What is asked
Reproduce every entry exactly, without alteration.

Data shown

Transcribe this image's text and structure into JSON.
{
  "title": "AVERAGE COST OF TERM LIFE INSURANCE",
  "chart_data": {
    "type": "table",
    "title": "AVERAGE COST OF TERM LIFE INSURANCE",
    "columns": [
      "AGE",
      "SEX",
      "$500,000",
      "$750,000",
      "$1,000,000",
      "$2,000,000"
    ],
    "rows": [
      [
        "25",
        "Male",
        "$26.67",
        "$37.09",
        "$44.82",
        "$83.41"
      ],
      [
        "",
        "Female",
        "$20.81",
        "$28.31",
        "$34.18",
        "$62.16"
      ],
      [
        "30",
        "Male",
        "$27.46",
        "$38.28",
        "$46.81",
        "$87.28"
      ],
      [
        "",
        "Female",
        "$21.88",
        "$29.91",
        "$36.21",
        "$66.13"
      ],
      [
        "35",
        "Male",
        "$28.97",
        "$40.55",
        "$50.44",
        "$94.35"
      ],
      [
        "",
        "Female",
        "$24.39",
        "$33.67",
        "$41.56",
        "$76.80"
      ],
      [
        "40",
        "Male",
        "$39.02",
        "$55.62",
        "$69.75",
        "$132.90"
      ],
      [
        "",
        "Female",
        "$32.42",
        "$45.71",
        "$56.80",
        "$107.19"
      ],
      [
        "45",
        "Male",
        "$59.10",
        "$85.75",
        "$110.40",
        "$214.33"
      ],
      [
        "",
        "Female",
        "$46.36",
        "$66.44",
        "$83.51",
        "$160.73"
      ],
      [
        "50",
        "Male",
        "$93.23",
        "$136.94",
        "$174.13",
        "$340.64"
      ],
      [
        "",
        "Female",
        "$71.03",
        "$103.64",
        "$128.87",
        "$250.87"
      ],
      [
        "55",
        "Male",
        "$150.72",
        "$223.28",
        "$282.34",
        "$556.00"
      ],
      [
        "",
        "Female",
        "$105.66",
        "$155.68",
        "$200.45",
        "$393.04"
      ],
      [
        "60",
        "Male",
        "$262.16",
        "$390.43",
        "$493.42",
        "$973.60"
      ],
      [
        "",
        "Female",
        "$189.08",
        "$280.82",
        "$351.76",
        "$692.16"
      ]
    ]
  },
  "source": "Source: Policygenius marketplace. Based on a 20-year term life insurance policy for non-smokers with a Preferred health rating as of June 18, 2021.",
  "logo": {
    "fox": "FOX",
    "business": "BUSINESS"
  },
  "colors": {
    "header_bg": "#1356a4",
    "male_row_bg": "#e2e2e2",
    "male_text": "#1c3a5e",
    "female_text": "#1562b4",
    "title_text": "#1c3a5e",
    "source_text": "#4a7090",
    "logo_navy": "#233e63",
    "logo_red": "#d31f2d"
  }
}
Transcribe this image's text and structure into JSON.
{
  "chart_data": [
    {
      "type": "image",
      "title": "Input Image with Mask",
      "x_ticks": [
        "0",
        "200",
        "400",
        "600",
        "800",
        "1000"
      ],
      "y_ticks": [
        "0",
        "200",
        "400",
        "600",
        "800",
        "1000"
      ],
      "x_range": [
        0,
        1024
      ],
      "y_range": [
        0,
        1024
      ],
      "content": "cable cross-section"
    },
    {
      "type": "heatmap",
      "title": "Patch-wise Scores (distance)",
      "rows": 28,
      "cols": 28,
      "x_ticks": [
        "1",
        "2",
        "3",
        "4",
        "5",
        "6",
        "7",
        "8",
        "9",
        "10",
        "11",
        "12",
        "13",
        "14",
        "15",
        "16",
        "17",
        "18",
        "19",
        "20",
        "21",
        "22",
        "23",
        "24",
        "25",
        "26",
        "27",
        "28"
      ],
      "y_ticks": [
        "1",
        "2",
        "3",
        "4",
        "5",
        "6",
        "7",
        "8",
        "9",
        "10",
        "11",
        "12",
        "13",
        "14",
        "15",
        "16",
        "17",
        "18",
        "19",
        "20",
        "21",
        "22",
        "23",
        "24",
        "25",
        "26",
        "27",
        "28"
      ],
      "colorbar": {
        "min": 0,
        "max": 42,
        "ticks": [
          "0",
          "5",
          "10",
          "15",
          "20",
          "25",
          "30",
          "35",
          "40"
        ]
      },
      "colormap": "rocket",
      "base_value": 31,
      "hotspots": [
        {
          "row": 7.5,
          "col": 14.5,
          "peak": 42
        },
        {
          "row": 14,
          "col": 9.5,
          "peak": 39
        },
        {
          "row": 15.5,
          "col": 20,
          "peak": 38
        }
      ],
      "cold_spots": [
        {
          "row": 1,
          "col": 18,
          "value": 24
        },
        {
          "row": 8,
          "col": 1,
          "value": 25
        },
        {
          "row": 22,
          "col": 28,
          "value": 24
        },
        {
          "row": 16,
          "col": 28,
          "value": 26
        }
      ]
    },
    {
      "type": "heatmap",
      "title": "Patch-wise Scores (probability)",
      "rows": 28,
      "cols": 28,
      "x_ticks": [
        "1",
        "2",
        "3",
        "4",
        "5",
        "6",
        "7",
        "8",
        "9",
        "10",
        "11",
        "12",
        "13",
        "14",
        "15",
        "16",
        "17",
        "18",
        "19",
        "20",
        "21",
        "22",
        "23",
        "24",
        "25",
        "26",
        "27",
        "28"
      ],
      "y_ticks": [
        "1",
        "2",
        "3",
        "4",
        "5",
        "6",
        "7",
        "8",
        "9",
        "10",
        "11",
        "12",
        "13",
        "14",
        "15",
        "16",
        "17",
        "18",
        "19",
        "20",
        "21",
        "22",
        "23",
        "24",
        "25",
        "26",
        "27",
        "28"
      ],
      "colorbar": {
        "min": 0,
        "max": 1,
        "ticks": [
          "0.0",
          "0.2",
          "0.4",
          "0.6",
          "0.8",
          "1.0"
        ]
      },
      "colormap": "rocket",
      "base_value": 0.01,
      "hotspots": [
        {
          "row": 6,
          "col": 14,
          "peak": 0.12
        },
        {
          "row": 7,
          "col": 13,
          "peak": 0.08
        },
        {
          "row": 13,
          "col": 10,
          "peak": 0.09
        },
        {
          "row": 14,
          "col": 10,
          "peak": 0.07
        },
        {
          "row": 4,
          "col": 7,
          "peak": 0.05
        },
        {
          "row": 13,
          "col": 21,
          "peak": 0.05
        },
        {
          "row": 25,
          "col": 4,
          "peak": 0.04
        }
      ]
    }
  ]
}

The completed task
Transcribe this image's text and structure into JSON.
{
  "title": "AVERAGE COST OF TERM LIFE INSURANCE",
  "chart_data": {
    "type": "table",
    "title": "AVERAGE COST OF TERM LIFE INSURANCE",
    "columns": [
      "AGE",
      "SEX",
      "$500,000",
      "$750,000",
      "$1,000,000",
      "$2,000,000"
    ],
    "rows": [
      [
        "25",
        "Male",
        "$26.67",
        "$37.09",
        "$44.82",
        "$83.41"
      ],
      [
        "",
        "Female",
        "$20.81",
        "$28.31",
        "$34.18",
        "$62.16"
      ],
      [
        "30",
        "Male",
        "$27.46",
        "$38.28",
        "$46.81",
        "$87.28"
      ],
      [
        "",
        "Female",
        "$21.88",
        "$29.91",
        "$36.21",
        "$66.13"
      ],
      [
        "35",
        "Male",
        "$28.97",
        "$40.55",
        "$50.44",
        "$94.35"
      ],
      [
        "",
        "Female",
        "$24.39",
        "$33.67",
        "$41.56",
        "$76.80"
      ],
      [
        "40",
        "Male",
        "$39.02",
        "$55.62",
        "$69.75",
        "$132.90"
      ],
      [
        "",
        "Female",
        "$32.42",
        "$45.71",
        "$56.80",
        "$107.19"
      ],
      [
        "45",
        "Male",
        "$59.10",
        "$85.75",
        "$110.40",
        "$214.33"
      ],
      [
        "",
        "Female",
        "$46.36",
        "$66.44",
        "$83.51",
        "$160.73"
      ],
      [
        "50",
        "Male",
        "$93.23",
        "$136.94",
        "$174.13",
        "$340.64"
      ],
      [
        "",
        "Female",
        "$71.03",
        "$103.64",
        "$128.87",
        "$250.87"
      ],
      [
        "55",
        "Male",
        "$150.72",
        "$223.28",
        "$282.34",
        "$556.00"
      ],
      [
        "",
        "Female",
        "$105.66",
        "$155.68",
        "$200.45",
        "$393.04"
      ],
      [
        "60",
        "Male",
        "$262.16",
        "$390.43",
        "$493.42",
        "$973.60"
      ],
      [
        "",
        "Female",
        "$189.08",
        "$280.82",
        "$351.76",
        "$692.16"
      ]
    ]
  },
  "source": "Source: Policygenius marketplace. Based on a 20-year term life insurance policy for non-smokers with a Preferred health rating as of June 18, 2021.",
  "logo": {
    "fox": "FOX",
    "business": "BUSINESS"
  },
  "colors": {
    "header_bg": "#1356a4",
    "male_row_bg": "#e2e2e2",
    "male_text": "#1c3a5e",
    "female_text": "#1562b4",
    "title_text": "#1c3a5e",
    "source_text": "#4a7090",
    "logo_navy": "#233e63",
    "logo_red": "#d31f2d"
  }
}
Transcribe this image's text and structure into JSON.
{
  "chart_data": [
    {
      "type": "image",
      "title": "Input Image with Mask",
      "x_ticks": [
        "0",
        "200",
        "400",
        "600",
        "800",
        "1000"
      ],
      "y_ticks": [
        "0",
        "200",
        "400",
        "600",
        "800",
        "1000"
      ],
      "x_range": [
        0,
        1024
      ],
      "y_range": [
        0,
        1024
      ],
      "content": "cable cross-section"
    },
    {
      "type": "heatmap",
      "title": "Patch-wise Scores (distance)",
      "rows": 28,
      "cols": 28,
      "x_ticks": [
        "1",
        "2",
        "3",
        "4",
        "5",
        "6",
        "7",
        "8",
        "9",
        "10",
        "11",
        "12",
        "13",
        "14",
        "15",
        "16",
        "17",
        "18",
        "19",
        "20",
        "21",
        "22",
        "23",
        "24",
        "25",
        "26",
        "27",
        "28"
      ],
      "y_ticks": [
        "1",
        "2",
        "3",
        "4",
        "5",
        "6",
        "7",
        "8",
        "9",
        "10",
        "11",
        "12",
        "13",
        "14",
        "15",
        "16",
        "17",
        "18",
        "19",
        "20",
        "21",
        "22",
        "23",
        "24",
        "25",
        "26",
        "27",
        "28"
      ],
      "colorbar": {
        "min": 0,
        "max": 42,
        "ticks": [
          "0",
          "5",
          "10",
          "15",
          "20",
          "25",
          "30",
          "35",
          "40"
        ]
      },
      "colormap": "rocket",
      "base_value": 31,
      "hotspots": [
        {
          "row": 7.5,
          "col": 14.5,
          "peak": 42
        },
        {
          "row": 14,
          "col": 9.5,
          "peak": 39
        },
        {
          "row": 15.5,
          "col": 20,
          "peak": 38
        }
      ],
      "cold_spots": [
        {
          "row": 1,
          "col": 18,
          "value": 24
        },
        {
          "row": 8,
          "col": 1,
          "value": 25
        },
        {
          "row": 22,
          "col": 28,
          "value": 24
        },
        {
          "row": 16,
          "col": 28,
          "value": 26
        }
      ]
    },
    {
      "type": "heatmap",
      "title": "Patch-wise Scores (probability)",
      "rows": 28,
      "cols": 28,
      "x_ticks": [
        "1",
        "2",
        "3",
        "4",
        "5",
        "6",
        "7",
        "8",
        "9",
        "10",
        "11",
        "12",
        "13",
        "14",
        "15",
        "16",
        "17",
        "18",
        "19",
        "20",
        "21",
        "22",
        "23",
        "24",
        "25",
        "26",
        "27",
        "28"
      ],
      "y_ticks": [
        "1",
        "2",
        "3",
        "4",
        "5",
        "6",
        "7",
        "8",
        "9",
        "10",
        "11",
        "12",
        "13",
        "14",
        "15",
        "16",
        "17",
        "18",
        "19",
        "20",
        "21",
        "22",
        "23",
        "24",
        "25",
        "26",
        "27",
        "28"
      ],
      "colorbar": {
        "min": 0,
        "max": 1,
        "ticks": [
          "0.0",
          "0.2",
          "0.4",
          "0.6",
          "0.8",
          "1.0"
        ]
      },
      "colormap": "rocket",
      "base_value": 0.01,
      "hotspots": [
        {
          "row": 6,
          "col": 14,
          "peak": 0.12
        },
        {
          "row": 7,
          "col": 13,
          "peak": 0.08
        },
        {
          "row": 13,
          "col": 10,
          "peak": 0.09
        },
        {
          "row": 14,
          "col": 10,
          "peak": 0.07
        },
        {
          "row": 4,
          "col": 7,
          "peak": 0.05
        },
        {
          "row": 13,
          "col": 21,
          "peak": 0.05
        },
        {
          "row": 25,
          "col": 4,
          "peak": 0.04
        }
      ]
    }
  ]
}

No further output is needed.